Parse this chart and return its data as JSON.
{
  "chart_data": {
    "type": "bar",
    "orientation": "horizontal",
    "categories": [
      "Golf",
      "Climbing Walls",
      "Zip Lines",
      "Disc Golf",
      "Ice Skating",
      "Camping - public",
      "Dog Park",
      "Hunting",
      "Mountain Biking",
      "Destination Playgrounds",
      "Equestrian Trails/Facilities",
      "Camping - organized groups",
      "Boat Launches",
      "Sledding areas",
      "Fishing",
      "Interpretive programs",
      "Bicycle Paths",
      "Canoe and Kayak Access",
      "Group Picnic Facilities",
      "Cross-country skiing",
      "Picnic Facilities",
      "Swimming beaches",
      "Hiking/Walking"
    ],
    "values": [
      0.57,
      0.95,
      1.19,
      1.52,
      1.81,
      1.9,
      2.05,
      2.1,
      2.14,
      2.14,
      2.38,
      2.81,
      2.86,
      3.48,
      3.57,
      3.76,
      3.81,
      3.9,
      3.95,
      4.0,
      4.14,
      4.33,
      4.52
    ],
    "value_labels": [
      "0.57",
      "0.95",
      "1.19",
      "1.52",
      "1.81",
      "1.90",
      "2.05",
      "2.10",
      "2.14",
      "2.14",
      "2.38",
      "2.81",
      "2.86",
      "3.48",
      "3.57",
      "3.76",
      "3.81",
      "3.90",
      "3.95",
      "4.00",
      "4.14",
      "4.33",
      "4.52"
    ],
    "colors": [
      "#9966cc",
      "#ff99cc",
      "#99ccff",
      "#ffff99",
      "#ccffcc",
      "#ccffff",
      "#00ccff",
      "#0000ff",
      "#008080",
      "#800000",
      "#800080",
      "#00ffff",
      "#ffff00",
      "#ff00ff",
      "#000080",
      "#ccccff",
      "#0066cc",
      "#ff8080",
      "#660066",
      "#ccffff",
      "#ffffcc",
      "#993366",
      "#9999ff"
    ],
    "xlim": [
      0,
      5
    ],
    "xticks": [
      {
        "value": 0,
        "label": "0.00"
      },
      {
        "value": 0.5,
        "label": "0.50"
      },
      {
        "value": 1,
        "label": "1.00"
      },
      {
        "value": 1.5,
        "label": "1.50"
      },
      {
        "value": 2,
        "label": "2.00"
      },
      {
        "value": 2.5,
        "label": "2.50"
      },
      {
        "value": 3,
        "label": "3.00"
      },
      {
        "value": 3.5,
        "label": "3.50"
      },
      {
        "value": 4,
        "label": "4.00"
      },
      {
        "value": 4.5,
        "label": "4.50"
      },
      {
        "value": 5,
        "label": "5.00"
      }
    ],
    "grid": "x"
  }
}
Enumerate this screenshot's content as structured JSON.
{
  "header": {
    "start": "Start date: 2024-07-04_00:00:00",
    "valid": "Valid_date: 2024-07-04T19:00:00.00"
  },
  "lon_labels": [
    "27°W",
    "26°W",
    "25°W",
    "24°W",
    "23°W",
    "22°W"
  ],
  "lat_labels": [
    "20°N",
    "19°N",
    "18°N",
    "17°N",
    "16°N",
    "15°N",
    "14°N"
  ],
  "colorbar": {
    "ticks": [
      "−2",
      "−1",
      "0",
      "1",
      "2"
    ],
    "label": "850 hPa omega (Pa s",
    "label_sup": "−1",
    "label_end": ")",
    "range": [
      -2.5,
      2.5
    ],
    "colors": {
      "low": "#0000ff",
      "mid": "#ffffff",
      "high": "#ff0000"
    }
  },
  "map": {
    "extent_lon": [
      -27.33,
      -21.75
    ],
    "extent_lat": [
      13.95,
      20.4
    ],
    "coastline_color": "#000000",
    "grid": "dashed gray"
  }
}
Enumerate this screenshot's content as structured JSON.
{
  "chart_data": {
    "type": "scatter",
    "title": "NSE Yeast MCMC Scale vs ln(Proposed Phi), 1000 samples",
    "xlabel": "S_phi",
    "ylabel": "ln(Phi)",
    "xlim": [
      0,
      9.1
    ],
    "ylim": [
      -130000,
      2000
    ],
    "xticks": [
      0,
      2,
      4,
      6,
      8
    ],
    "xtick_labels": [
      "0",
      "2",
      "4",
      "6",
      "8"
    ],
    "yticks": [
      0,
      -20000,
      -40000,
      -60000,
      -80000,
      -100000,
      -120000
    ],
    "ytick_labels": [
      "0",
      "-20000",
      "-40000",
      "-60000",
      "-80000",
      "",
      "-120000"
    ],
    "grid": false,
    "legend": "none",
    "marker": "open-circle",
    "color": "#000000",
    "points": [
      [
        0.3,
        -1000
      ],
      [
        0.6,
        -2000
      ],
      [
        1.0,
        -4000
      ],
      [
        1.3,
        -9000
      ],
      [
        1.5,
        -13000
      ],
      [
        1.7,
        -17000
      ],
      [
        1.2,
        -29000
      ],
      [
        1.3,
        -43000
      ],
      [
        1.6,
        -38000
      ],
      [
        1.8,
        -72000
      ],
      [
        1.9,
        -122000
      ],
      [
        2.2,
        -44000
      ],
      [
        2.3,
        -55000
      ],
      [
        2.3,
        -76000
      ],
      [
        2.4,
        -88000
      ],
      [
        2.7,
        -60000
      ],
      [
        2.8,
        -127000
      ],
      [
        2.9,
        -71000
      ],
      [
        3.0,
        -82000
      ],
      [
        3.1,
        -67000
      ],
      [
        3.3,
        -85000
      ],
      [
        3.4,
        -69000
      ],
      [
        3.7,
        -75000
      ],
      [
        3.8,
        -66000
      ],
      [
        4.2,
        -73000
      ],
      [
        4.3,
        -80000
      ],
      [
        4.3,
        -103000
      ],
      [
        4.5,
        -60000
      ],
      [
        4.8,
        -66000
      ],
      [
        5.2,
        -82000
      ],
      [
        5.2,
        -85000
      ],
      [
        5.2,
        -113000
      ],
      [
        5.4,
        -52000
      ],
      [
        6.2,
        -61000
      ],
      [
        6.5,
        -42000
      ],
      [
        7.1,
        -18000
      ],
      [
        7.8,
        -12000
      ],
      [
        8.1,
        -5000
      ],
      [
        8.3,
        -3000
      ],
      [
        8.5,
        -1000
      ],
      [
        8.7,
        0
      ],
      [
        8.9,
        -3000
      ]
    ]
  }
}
· · ·
> **Aim**
Extract all of the data above and output it character for character.

> **Task result**
Parse this chart and return its data as JSON.
{
  "chart_data": {
    "type": "bar",
    "orientation": "horizontal",
    "categories": [
      "Golf",
      "Climbing Walls",
      "Zip Lines",
      "Disc Golf",
      "Ice Skating",
      "Camping - public",
      "Dog Park",
      "Hunting",
      "Mountain Biking",
      "Destination Playgrounds",
      "Equestrian Trails/Facilities",
      "Camping - organized groups",
      "Boat Launches",
      "Sledding areas",
      "Fishing",
      "Interpretive programs",
      "Bicycle Paths",
      "Canoe and Kayak Access",
      "Group Picnic Facilities",
      "Cross-country skiing",
      "Picnic Facilities",
      "Swimming beaches",
      "Hiking/Walking"
    ],
    "values": [
      0.57,
      0.95,
      1.19,
      1.52,
      1.81,
      1.9,
      2.05,
      2.1,
      2.14,
      2.14,
      2.38,
      2.81,
      2.86,
      3.48,
      3.57,
      3.76,
      3.81,
      3.9,
      3.95,
      4.0,
      4.14,
      4.33,
      4.52
    ],
    "value_labels": [
      "0.57",
      "0.95",
      "1.19",
      "1.52",
      "1.81",
      "1.90",
      "2.05",
      "2.10",
      "2.14",
      "2.14",
      "2.38",
      "2.81",
      "2.86",
      "3.48",
      "3.57",
      "3.76",
      "3.81",
      "3.90",
      "3.95",
      "4.00",
      "4.14",
      "4.33",
      "4.52"
    ],
    "colors": [
      "#9966cc",
      "#ff99cc",
      "#99ccff",
      "#ffff99",
      "#ccffcc",
      "#ccffff",
      "#00ccff",
      "#0000ff",
      "#008080",
      "#800000",
      "#800080",
      "#00ffff",
      "#ffff00",
      "#ff00ff",
      "#000080",
      "#ccccff",
      "#0066cc",
      "#ff8080",
      "#660066",
      "#ccffff",
      "#ffffcc",
      "#993366",
      "#9999ff"
    ],
    "xlim": [
      0,
      5
    ],
    "xticks": [
      {
        "value": 0,
        "label": "0.00"
      },
      {
        "value": 0.5,
        "label": "0.50"
      },
      {
        "value": 1,
        "label": "1.00"
      },
      {
        "value": 1.5,
        "label": "1.50"
      },
      {
        "value": 2,
        "label": "2.00"
      },
      {
        "value": 2.5,
        "label": "2.50"
      },
      {
        "value": 3,
        "label": "3.00"
      },
      {
        "value": 3.5,
        "label": "3.50"
      },
      {
        "value": 4,
        "label": "4.00"
      },
      {
        "value": 4.5,
        "label": "4.50"
      },
      {
        "value": 5,
        "label": "5.00"
      }
    ],
    "grid": "x"
  }
}
Enumerate this screenshot's content as structured JSON.
{
  "header": {
    "start": "Start date: 2024-07-04_00:00:00",
    "valid": "Valid_date: 2024-07-04T19:00:00.00"
  },
  "lon_labels": [
    "27°W",
    "26°W",
    "25°W",
    "24°W",
    "23°W",
    "22°W"
  ],
  "lat_labels": [
    "20°N",
    "19°N",
    "18°N",
    "17°N",
    "16°N",
    "15°N",
    "14°N"
  ],
  "colorbar": {
    "ticks": [
      "−2",
      "−1",
      "0",
      "1",
      "2"
    ],
    "label": "850 hPa omega (Pa s",
    "label_sup": "−1",
    "label_end": ")",
    "range": [
      -2.5,
      2.5
    ],
    "colors": {
      "low": "#0000ff",
      "mid": "#ffffff",
      "high": "#ff0000"
    }
  },
  "map": {
    "extent_lon": [
      -27.33,
      -21.75
    ],
    "extent_lat": [
      13.95,
      20.4
    ],
    "coastline_color": "#000000",
    "grid": "dashed gray"
  }
}
Enumerate this screenshot's content as structured JSON.
{
  "chart_data": {
    "type": "scatter",
    "title": "NSE Yeast MCMC Scale vs ln(Proposed Phi), 1000 samples",
    "xlabel": "S_phi",
    "ylabel": "ln(Phi)",
    "xlim": [
      0,
      9.1
    ],
    "ylim": [
      -130000,
      2000
    ],
    "xticks": [
      0,
      2,
      4,
      6,
      8
    ],
    "xtick_labels": [
      "0",
      "2",
      "4",
      "6",
      "8"
    ],
    "yticks": [
      0,
      -20000,
      -40000,
      -60000,
      -80000,
      -100000,
      -120000
    ],
    "ytick_labels": [
      "0",
      "-20000",
      "-40000",
      "-60000",
      "-80000",
      "",
      "-120000"
    ],
    "grid": false,
    "legend": "none",
    "marker": "open-circle",
    "color": "#000000",
    "points": [
      [
        0.3,
        -1000
      ],
      [
        0.6,
        -2000
      ],
      [
        1.0,
        -4000
      ],
      [
        1.3,
        -9000
      ],
      [
        1.5,
        -13000
      ],
      [
        1.7,
        -17000
      ],
      [
        1.2,
        -29000
      ],
      [
        1.3,
        -43000
      ],
      [
        1.6,
        -38000
      ],
      [
        1.8,
        -72000
      ],
      [
        1.9,
        -122000
      ],
      [
        2.2,
        -44000
      ],
      [
        2.3,
        -55000
      ],
      [
        2.3,
        -76000
      ],
      [
        2.4,
        -88000
      ],
      [
        2.7,
        -60000
      ],
      [
        2.8,
        -127000
      ],
      [
        2.9,
        -71000
      ],
      [
        3.0,
        -82000
      ],
      [
        3.1,
        -67000
      ],
      [
        3.3,
        -85000
      ],
      [
        3.4,
        -69000
      ],
      [
        3.7,
        -75000
      ],
      [
        3.8,
        -66000
      ],
      [
        4.2,
        -73000
      ],
      [
        4.3,
        -80000
      ],
      [
        4.3,
        -103000
      ],
      [
        4.5,
        -60000
      ],
      [
        4.8,
        -66000
      ],
      [
        5.2,
        -82000
      ],
      [
        5.2,
        -85000
      ],
      [
        5.2,
        -113000
      ],
      [
        5.4,
        -52000
      ],
      [
        6.2,
        -61000
      ],
      [
        6.5,
        -42000
      ],
      [
        7.1,
        -18000
      ],
      [
        7.8,
        -12000
      ],
      [
        8.1,
        -5000
      ],
      [
        8.3,
        -3000
      ],
      [
        8.5,
        -1000
      ],
      [
        8.7,
        0
      ],
      [
        8.9,
        -3000
      ]
    ]
  }
}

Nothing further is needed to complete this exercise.